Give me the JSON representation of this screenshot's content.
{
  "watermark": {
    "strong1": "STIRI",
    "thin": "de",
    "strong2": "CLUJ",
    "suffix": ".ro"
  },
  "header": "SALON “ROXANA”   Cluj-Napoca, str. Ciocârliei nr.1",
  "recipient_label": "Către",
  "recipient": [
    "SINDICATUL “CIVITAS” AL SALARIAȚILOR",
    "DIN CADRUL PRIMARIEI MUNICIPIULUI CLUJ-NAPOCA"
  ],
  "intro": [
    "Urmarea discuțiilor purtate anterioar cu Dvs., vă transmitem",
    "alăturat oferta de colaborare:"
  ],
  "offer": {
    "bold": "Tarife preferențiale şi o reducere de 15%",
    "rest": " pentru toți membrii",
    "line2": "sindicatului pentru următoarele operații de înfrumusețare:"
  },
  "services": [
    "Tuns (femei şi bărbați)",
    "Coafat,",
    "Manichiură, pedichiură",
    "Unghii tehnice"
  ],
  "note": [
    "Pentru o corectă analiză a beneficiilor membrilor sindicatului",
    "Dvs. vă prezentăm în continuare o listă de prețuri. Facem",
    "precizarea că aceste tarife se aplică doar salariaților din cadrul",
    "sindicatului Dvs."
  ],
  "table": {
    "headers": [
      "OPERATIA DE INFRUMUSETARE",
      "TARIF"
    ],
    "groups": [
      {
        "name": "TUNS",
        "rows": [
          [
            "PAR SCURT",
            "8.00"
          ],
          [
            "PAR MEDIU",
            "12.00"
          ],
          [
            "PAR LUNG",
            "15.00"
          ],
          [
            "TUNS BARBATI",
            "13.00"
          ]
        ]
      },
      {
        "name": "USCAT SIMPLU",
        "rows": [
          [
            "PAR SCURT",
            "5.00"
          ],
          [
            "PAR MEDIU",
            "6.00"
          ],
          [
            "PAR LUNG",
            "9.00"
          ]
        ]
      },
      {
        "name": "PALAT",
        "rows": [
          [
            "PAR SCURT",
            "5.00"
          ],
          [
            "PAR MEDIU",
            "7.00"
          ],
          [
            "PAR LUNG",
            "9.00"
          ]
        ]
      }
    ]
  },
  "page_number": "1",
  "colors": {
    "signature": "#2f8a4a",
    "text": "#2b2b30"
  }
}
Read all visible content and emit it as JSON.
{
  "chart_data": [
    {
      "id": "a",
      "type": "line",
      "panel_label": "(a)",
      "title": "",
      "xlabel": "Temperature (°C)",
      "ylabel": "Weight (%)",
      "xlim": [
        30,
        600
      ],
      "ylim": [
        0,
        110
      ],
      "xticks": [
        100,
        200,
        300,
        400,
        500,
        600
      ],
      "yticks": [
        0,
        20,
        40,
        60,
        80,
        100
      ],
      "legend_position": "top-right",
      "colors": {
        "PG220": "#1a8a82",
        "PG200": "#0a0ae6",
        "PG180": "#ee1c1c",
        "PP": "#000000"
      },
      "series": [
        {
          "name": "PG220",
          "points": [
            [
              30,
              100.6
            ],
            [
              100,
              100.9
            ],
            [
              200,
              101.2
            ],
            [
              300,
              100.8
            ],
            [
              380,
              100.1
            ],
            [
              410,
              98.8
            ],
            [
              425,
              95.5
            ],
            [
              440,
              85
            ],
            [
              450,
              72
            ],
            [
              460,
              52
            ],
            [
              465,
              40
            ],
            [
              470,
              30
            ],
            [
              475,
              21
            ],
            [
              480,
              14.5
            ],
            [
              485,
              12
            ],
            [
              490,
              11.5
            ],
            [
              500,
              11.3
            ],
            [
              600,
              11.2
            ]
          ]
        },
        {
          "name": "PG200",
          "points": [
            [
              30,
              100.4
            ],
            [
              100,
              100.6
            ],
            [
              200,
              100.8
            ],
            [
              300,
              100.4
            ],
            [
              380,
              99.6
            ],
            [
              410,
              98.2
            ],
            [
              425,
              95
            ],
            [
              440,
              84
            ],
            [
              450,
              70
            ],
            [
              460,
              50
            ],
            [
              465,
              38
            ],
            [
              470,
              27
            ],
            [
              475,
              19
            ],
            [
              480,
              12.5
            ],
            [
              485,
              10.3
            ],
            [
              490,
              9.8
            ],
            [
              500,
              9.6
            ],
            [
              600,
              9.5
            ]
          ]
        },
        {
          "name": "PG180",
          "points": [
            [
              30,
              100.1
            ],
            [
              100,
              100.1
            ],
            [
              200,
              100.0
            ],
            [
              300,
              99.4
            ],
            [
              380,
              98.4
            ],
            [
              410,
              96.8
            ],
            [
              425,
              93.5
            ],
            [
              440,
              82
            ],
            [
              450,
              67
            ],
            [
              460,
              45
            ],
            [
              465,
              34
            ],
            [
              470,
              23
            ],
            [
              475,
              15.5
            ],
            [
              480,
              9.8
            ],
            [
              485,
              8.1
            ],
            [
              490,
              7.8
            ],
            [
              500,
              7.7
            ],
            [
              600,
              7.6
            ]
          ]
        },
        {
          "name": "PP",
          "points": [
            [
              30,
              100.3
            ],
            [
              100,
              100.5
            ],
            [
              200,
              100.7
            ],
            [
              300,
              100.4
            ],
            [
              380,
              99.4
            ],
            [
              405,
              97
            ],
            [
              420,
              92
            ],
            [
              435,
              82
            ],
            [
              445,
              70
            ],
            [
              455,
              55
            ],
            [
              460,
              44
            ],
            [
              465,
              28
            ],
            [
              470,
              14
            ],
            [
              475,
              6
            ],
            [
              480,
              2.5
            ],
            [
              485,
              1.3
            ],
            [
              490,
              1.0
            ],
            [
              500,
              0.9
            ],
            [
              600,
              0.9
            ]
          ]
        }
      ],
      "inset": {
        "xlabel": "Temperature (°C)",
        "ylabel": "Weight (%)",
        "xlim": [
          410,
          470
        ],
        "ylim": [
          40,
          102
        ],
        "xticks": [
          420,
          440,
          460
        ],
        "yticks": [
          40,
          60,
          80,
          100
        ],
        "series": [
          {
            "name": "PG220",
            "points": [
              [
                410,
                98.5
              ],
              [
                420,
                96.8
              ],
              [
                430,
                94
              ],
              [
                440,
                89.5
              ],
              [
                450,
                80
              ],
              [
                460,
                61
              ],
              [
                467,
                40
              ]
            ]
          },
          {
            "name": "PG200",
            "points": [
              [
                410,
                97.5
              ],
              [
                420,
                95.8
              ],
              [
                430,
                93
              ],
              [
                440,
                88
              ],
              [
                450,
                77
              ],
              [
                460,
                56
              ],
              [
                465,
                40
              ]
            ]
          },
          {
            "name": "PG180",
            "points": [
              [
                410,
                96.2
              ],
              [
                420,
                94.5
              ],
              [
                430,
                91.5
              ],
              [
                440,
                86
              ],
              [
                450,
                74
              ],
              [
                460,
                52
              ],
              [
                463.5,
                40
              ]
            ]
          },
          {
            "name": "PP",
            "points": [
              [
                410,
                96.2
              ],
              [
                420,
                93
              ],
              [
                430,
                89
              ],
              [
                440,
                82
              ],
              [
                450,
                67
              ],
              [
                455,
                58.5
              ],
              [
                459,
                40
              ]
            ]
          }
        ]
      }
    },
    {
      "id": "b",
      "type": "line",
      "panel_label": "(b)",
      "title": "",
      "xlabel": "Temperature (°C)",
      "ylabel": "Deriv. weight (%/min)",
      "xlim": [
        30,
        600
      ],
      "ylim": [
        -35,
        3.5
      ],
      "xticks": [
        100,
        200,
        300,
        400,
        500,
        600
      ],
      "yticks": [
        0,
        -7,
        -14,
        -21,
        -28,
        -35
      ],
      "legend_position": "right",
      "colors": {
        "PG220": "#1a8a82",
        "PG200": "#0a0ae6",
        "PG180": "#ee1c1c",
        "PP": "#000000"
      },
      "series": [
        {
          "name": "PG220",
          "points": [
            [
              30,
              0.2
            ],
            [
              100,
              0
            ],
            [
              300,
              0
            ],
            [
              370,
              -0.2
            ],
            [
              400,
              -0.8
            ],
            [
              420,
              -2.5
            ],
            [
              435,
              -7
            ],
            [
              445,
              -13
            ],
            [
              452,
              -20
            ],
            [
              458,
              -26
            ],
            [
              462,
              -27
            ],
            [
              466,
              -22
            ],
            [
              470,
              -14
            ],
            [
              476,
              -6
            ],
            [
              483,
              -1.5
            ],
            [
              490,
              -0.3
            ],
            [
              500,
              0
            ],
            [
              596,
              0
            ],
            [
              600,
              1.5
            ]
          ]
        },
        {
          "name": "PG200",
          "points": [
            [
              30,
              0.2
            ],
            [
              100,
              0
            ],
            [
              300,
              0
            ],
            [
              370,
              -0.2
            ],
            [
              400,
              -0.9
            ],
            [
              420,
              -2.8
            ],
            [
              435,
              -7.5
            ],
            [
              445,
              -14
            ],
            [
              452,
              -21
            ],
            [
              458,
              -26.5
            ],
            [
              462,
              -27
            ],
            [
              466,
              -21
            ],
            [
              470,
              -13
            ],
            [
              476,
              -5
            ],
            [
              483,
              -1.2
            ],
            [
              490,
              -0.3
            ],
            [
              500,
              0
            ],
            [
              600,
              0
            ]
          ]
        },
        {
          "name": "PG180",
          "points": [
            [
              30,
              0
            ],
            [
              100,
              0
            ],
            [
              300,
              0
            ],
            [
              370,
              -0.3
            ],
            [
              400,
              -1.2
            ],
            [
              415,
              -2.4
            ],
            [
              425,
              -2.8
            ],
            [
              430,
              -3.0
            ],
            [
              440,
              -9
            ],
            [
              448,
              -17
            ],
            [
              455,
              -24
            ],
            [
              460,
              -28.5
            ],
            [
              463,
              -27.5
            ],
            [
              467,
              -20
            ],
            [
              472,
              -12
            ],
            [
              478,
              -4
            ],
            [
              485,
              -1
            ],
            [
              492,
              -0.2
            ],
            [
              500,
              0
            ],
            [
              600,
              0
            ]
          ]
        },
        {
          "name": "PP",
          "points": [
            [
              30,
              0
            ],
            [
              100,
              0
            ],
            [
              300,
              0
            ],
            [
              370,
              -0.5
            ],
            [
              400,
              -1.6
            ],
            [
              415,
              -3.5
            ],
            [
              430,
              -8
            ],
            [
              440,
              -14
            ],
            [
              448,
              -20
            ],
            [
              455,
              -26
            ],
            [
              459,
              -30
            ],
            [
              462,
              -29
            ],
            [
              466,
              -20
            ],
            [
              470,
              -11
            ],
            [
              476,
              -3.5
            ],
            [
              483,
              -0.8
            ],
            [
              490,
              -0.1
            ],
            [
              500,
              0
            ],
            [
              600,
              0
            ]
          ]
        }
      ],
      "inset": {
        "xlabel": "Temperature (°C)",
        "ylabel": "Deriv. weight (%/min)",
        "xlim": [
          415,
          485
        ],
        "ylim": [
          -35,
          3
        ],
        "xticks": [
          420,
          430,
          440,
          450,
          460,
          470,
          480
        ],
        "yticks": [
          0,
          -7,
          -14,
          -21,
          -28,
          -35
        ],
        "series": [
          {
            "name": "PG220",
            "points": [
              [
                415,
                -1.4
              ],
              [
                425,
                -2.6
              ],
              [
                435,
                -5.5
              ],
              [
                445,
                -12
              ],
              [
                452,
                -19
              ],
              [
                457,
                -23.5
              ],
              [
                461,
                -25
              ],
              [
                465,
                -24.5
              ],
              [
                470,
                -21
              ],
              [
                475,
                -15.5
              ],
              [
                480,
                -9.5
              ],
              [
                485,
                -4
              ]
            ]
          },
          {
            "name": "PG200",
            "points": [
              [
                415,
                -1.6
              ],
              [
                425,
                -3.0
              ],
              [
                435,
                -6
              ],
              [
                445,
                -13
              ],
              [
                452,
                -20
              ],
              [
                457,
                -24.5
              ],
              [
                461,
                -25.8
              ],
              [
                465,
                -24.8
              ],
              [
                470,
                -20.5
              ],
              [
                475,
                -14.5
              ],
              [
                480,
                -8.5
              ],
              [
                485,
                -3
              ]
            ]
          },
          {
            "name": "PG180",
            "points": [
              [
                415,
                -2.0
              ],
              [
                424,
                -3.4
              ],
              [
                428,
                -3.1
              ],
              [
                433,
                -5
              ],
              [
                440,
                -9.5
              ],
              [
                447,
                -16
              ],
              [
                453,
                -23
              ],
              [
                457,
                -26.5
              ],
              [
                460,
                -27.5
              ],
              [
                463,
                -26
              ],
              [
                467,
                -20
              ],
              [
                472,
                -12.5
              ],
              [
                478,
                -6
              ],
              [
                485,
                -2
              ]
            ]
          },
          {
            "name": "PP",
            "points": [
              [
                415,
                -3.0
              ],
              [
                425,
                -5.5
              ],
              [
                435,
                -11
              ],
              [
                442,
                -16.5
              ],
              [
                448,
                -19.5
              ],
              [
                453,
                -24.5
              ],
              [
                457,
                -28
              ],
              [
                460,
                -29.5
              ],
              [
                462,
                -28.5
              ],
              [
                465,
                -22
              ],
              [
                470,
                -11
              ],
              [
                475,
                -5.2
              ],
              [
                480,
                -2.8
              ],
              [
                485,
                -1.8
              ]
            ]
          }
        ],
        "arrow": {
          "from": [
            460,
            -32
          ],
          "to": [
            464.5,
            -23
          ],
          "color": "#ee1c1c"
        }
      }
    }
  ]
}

* Objective
Work out how many lines in the entries hold the string "Deriv". Your answer should consist solely of that number.

* Solution below
2